Text excerpt:
┏━━
But perhaps sometimes a break away can prove to have unexpected consequences and can encourage you to follow unexpected paths, even if the cause is not what you would have wished.
As I lay awake one night, trying not to fret and trying to push dark thoughts away, my mind kept niggling at some paintings I had made over twenty years ago, and I slipped back to when I used to live in the heart of Norwich. My studio was a tiny shed at the bottom of a long cottage garden and I would paint oils of what I grew in my vegetable patch and of my evolving, beloved garden through the seasons.
The winter before I left was especially bitter. My studio became too cold to bear, and so I carried some watercolours up to my tiny bathroom, where the window overlooked the garden and rows and rows of the terraced houses, where the smoke drifted out of the brick chimneys on to a leaden sky. And so my landscape and view shifted.
I spent days endlessly painting the little boxes on the hillside, and the vast late winter skies, as the darkness drew in and the windows lit up, one by one. My colour palette changed to blues, purples and brick red and the only natural features were tiny wood pigeons that used to sit on the chimney pots. What was most interesting in retrospect was that they were not representative of the archectitecture at all, but instead were my response to it. I must have spent hours gazing out over those rooftops, a view that I loved, and that looking had seeped in and reappeared as simplified blocks of colour.
How difficult it is to be simple.
Vincent Van Gogh (1853 - 1890)
I had an exhibition approaching with the Twenty Group at Norwich Castle and, instead of entering my intended work, instead I had several of these paintings hurriedly framed instead. Sadly, because of the rush to do this, I never photographed them and, as happily each one sold, I never saw them again.
But that night, as the mind can focus on the strangest things in the early hours, I would not let these images go.
The next morning I went on a hunt. I had a thought that in my studio was a folder of old work and wondered perhaps if some of them were still there? The folder was tucked by my plan chest, and covered in dust and cobwebs, but inside were half a dozen of the forgotten pictures.
They were painted in 1999, yet as soon as I saw them I was back perched in that bathroom, my foot on the radiator with my paints on a board across the bath. They were so unlike all previous work, and yet they were my paintings.
And so I have been pondering, what happened to that person who let go and painted not just what I saw, but what I felt about a place? That inexplicable shift prompted by a wintry cold snap, could I make it happen again? I find it fascinating that my mind sought these out, a place where I felt secure, of comforting, consoling images with welcoming light filled windows. I have loved painting and drawing the trees and landscape of Wortham Ling in recent months, but I have longed to move beyond the detail and observation and paint something that tells more of how I love that place.
When time is limited, it is an easy decision to draw what is there rather than take time to think about what it is that makes you want to draw it, what materials you can use to bring that about and how you can transform it into something that is your vision of it. So, while the weather bites, and darkness falls, I am going to play, see what appears and hope for more peaceful days ahead.
I rarely draw what I see - I draw what I feel in my body.
Barbara Hepworth (1903 - 75)
Little Boxes on the Hillside, Watercolour
Something to listen to
As night draws in so quickly now, I have chosen something to listen to that explores London as night falls. In the episode “Night Walking” , from the podcast “Inside a Mountain” by Charlie Lee Potter, we follow in the footsteps of Charles Dickens, an inveterate night walker, and Virginia Woolf, as they walk the streets of London catching glimpses of the lives behind the lit windows.
┗━━
Requirements:
1. Answer these questions about the painting essay.
(a) What served as the studio when the writer lived in the heart of Norwich?
(b) In what year were the rediscovered paintings made?
(c) Which podcast episode does the essay recommend, and from which podcast?
2. Transcribe the part of the painting essay starting at "I spent days" and ending at "(1853 - 1890)".
3. Rewrite the paragraph of the painting essay that begins "The winter before I left" as a short bulleted list that keeps its main facts.

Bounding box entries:
┏━━
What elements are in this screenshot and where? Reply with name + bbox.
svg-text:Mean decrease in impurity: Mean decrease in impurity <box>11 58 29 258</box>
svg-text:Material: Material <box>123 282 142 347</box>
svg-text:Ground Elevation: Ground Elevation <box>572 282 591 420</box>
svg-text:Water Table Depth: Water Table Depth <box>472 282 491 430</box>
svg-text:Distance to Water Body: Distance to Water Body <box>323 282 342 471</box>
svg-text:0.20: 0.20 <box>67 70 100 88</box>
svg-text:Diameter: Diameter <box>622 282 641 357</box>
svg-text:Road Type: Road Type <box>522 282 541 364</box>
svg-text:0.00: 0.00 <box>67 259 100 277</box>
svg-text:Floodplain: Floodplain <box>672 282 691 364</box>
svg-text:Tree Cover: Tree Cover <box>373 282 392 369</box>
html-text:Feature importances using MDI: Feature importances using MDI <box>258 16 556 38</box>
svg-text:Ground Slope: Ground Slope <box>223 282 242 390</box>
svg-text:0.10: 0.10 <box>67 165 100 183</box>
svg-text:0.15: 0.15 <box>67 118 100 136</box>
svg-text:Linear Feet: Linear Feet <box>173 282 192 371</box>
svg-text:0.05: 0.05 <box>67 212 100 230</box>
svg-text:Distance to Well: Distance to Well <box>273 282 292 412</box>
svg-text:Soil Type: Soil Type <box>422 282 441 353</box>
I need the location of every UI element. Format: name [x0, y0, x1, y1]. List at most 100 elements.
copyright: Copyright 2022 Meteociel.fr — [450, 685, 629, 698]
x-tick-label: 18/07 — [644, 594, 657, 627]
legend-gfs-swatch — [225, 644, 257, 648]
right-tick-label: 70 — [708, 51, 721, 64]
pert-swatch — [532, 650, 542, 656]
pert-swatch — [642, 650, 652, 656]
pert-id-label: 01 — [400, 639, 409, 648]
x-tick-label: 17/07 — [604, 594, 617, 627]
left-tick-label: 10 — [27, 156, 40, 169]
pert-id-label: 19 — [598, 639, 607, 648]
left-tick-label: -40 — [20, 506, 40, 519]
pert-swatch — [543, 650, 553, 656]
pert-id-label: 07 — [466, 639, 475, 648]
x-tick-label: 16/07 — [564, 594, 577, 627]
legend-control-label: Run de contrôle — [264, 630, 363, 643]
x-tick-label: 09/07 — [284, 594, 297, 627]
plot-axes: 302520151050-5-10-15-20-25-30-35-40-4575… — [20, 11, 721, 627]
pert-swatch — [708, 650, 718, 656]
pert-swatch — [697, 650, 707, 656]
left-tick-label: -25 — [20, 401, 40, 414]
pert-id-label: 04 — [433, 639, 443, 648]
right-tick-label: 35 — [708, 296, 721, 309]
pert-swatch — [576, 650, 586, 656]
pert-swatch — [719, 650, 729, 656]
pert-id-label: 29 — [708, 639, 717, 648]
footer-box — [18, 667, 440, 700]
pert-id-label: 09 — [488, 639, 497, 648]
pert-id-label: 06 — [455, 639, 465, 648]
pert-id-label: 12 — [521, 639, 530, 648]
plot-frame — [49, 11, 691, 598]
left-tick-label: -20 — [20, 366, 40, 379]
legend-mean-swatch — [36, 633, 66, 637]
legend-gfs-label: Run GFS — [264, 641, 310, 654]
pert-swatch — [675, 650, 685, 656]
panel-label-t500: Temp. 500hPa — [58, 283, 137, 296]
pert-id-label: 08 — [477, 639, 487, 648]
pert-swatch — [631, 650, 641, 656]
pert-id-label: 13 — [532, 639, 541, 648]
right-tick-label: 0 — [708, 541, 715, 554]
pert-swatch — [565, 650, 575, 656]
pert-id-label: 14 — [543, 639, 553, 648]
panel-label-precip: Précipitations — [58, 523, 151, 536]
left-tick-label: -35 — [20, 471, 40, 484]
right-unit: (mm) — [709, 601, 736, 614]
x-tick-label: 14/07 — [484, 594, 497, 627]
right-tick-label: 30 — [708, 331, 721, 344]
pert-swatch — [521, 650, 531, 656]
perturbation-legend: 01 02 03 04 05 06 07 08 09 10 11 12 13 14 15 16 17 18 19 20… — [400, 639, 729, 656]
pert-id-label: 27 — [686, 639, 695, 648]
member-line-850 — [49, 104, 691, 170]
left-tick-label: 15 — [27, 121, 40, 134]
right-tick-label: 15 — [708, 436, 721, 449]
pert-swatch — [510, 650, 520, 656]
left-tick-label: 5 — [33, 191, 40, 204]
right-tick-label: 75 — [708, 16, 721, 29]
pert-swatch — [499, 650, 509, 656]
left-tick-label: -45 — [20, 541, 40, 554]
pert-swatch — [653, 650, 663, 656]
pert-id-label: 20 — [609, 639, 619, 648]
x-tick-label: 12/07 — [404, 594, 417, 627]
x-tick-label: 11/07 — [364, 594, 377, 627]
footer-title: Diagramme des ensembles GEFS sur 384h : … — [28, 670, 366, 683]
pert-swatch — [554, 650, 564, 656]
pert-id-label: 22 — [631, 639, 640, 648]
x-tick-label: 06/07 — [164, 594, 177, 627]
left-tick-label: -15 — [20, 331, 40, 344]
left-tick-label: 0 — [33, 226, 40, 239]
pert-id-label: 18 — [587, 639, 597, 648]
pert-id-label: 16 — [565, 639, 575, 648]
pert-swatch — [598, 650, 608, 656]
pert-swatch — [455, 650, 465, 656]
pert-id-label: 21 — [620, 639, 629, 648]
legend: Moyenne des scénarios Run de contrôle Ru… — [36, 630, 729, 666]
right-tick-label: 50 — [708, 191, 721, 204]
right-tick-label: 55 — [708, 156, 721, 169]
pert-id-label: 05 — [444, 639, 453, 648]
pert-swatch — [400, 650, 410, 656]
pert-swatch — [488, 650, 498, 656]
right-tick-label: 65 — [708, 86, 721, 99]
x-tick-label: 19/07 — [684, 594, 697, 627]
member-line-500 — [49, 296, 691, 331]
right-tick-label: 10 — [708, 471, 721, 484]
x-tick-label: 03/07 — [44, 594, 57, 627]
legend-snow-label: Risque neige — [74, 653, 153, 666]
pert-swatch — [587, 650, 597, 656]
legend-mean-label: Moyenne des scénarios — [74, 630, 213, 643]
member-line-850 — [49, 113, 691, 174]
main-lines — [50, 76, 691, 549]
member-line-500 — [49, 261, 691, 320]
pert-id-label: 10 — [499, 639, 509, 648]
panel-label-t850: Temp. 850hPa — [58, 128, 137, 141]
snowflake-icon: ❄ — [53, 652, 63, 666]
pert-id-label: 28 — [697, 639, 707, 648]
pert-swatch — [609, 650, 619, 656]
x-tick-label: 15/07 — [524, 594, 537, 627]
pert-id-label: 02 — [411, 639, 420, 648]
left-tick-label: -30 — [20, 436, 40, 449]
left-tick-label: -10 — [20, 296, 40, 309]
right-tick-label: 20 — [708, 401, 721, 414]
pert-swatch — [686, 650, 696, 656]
┗━━
Written answers:
1.
(a) A tiny shed at the bottom of a long cottage garden.
(b) 1999.
(c) The episode "Night Walking," from the podcast "Inside a Mountain" by Charlie Lee Potter.

2.
I spent days endlessly painting the little boxes on the hillside, and the vast late winter skies, as the darkness drew in and the windows lit up, one by one. My colour palette changed to blues, purples and brick red and the only natural features were tiny wood pigeons that used to sit on the chimney pots. What was most interesting in retrospect was that they were not representative of the archectitecture at all, but instead were my response to it. I must have spent hours gazing out over those rooftops, a view that I loved, and that looking had seeped in and reappeared as simplified blocks of colour.
How difficult it is to be simple.
Vincent Van Gogh (1853 - 1890)

3.
- The winter before the writer left was especially bitter.
- The studio became too cold to bear.
- The writer carried some watercolors up to a tiny bathroom.
- Its window overlooked the garden and rows of terraced houses, with smoke drifting from brick chimneys onto a leaden sky.
- As a result, the writer's landscape and view shifted.